▼▼▼
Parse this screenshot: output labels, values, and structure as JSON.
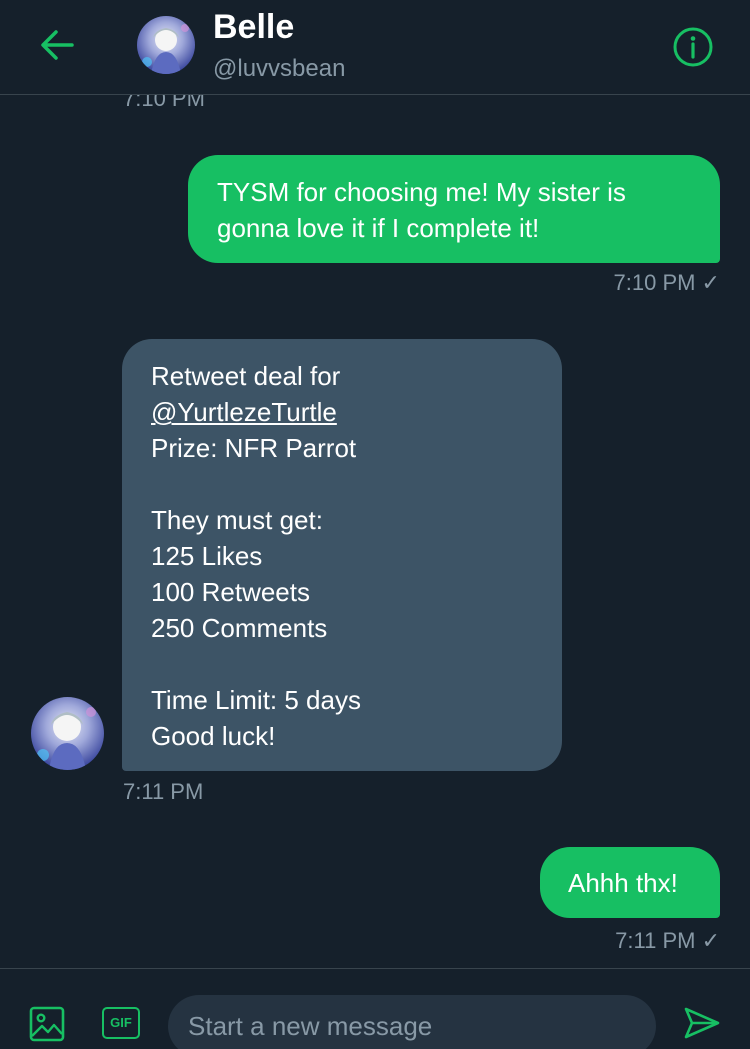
{
  "header": {
    "title": "Belle",
    "handle": "@luvvsbean",
    "back_icon": "arrow-left-icon",
    "info_icon": "info-icon",
    "accent_color": "#17bf63"
  },
  "messages": [
    {
      "direction": "in",
      "time": "7:10 PM"
    },
    {
      "direction": "out",
      "text_lines": [
        "TYSM for choosing me! My sister is",
        "gonna love it if I complete it!"
      ],
      "time": "7:10 PM ✓"
    },
    {
      "direction": "in",
      "text_lines": [
        "Retweet deal for",
        "@YurtlezeTurtle",
        "Prize: NFR Parrot",
        "",
        "They must get:",
        "125 Likes",
        "100 Retweets",
        "250 Comments",
        "",
        "Time Limit: 5 days",
        "Good luck!"
      ],
      "time": "7:11 PM"
    },
    {
      "direction": "out",
      "text_lines": [
        "Ahhh thx!"
      ],
      "time": "7:11 PM ✓"
    }
  ],
  "composer": {
    "placeholder": "Start a new message",
    "gif_label": "GIF",
    "media_icon": "image-icon",
    "send_icon": "send-icon"
  },
  "colors": {
    "background": "#15202b",
    "outgoing_bubble": "#17bf63",
    "incoming_bubble": "#3d5466",
    "secondary_text": "#8899a6"
  }
}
▲▲▲
Set exercise: Reproduce the whole listing word for word, setting aside any pictures.

Result:
Parse this screenshot: output labels, values, and structure as JSON.
{
  "header": {
    "title": "Belle",
    "handle": "@luvvsbean",
    "back_icon": "arrow-left-icon",
    "info_icon": "info-icon",
    "accent_color": "#17bf63"
  },
  "messages": [
    {
      "direction": "in",
      "time": "7:10 PM"
    },
    {
      "direction": "out",
      "text_lines": [
        "TYSM for choosing me! My sister is",
        "gonna love it if I complete it!"
      ],
      "time": "7:10 PM ✓"
    },
    {
      "direction": "in",
      "text_lines": [
        "Retweet deal for",
        "@YurtlezeTurtle",
        "Prize: NFR Parrot",
        "",
        "They must get:",
        "125 Likes",
        "100 Retweets",
        "250 Comments",
        "",
        "Time Limit: 5 days",
        "Good luck!"
      ],
      "time": "7:11 PM"
    },
    {
      "direction": "out",
      "text_lines": [
        "Ahhh thx!"
      ],
      "time": "7:11 PM ✓"
    }
  ],
  "composer": {
    "placeholder": "Start a new message",
    "gif_label": "GIF",
    "media_icon": "image-icon",
    "send_icon": "send-icon"
  },
  "colors": {
    "background": "#15202b",
    "outgoing_bubble": "#17bf63",
    "incoming_bubble": "#3d5466",
    "secondary_text": "#8899a6"
  }
}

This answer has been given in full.